§ **Problem**
Go through the records and give each one again exactly.
━━━ Material provided ━━━
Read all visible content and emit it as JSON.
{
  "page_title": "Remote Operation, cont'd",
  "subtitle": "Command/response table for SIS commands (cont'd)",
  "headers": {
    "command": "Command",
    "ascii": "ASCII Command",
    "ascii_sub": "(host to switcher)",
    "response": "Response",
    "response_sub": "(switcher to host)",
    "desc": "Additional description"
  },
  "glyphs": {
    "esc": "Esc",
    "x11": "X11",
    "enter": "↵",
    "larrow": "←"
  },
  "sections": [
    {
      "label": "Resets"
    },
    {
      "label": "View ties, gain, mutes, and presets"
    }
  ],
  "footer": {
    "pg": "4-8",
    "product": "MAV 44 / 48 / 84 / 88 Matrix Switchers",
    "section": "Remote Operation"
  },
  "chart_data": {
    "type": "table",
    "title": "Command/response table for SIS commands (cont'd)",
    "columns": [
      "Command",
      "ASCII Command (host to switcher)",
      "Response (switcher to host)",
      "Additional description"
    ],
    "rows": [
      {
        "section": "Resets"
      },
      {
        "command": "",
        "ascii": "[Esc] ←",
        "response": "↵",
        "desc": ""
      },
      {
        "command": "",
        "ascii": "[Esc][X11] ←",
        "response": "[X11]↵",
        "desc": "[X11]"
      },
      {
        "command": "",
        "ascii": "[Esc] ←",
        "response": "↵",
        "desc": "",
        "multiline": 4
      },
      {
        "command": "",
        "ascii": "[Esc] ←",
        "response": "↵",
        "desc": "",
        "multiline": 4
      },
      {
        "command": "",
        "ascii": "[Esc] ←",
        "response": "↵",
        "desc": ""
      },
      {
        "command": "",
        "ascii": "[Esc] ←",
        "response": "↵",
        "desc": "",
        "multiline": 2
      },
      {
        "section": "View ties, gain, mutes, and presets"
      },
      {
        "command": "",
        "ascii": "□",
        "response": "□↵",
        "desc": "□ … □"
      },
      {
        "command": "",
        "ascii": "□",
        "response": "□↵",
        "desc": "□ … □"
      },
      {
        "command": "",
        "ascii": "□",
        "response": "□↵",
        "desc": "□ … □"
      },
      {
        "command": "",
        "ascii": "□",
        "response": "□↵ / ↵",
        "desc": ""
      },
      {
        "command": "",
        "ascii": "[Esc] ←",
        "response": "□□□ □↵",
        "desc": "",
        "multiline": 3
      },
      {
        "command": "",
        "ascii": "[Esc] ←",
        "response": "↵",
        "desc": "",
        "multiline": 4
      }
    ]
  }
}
━━━
§ **Finished task**
Read all visible content and emit it as JSON.
{
  "page_title": "Remote Operation, cont'd",
  "subtitle": "Command/response table for SIS commands (cont'd)",
  "headers": {
    "command": "Command",
    "ascii": "ASCII Command",
    "ascii_sub": "(host to switcher)",
    "response": "Response",
    "response_sub": "(switcher to host)",
    "desc": "Additional description"
  },
  "glyphs": {
    "esc": "Esc",
    "x11": "X11",
    "enter": "↵",
    "larrow": "←"
  },
  "sections": [
    {
      "label": "Resets"
    },
    {
      "label": "View ties, gain, mutes, and presets"
    }
  ],
  "footer": {
    "pg": "4-8",
    "product": "MAV 44 / 48 / 84 / 88 Matrix Switchers",
    "section": "Remote Operation"
  },
  "chart_data": {
    "type": "table",
    "title": "Command/response table for SIS commands (cont'd)",
    "columns": [
      "Command",
      "ASCII Command (host to switcher)",
      "Response (switcher to host)",
      "Additional description"
    ],
    "rows": [
      {
        "section": "Resets"
      },
      {
        "command": "",
        "ascii": "[Esc] ←",
        "response": "↵",
        "desc": ""
      },
      {
        "command": "",
        "ascii": "[Esc][X11] ←",
        "response": "[X11]↵",
        "desc": "[X11]"
      },
      {
        "command": "",
        "ascii": "[Esc] ←",
        "response": "↵",
        "desc": "",
        "multiline": 4
      },
      {
        "command": "",
        "ascii": "[Esc] ←",
        "response": "↵",
        "desc": "",
        "multiline": 4
      },
      {
        "command": "",
        "ascii": "[Esc] ←",
        "response": "↵",
        "desc": ""
      },
      {
        "command": "",
        "ascii": "[Esc] ←",
        "response": "↵",
        "desc": "",
        "multiline": 2
      },
      {
        "section": "View ties, gain, mutes, and presets"
      },
      {
        "command": "",
        "ascii": "□",
        "response": "□↵",
        "desc": "□ … □"
      },
      {
        "command": "",
        "ascii": "□",
        "response": "□↵",
        "desc": "□ … □"
      },
      {
        "command": "",
        "ascii": "□",
        "response": "□↵",
        "desc": "□ … □"
      },
      {
        "command": "",
        "ascii": "□",
        "response": "□↵ / ↵",
        "desc": ""
      },
      {
        "command": "",
        "ascii": "[Esc] ←",
        "response": "□□□ □↵",
        "desc": "",
        "multiline": 3
      },
      {
        "command": "",
        "ascii": "[Esc] ←",
        "response": "↵",
        "desc": "",
        "multiline": 4
      }
    ]
  }
}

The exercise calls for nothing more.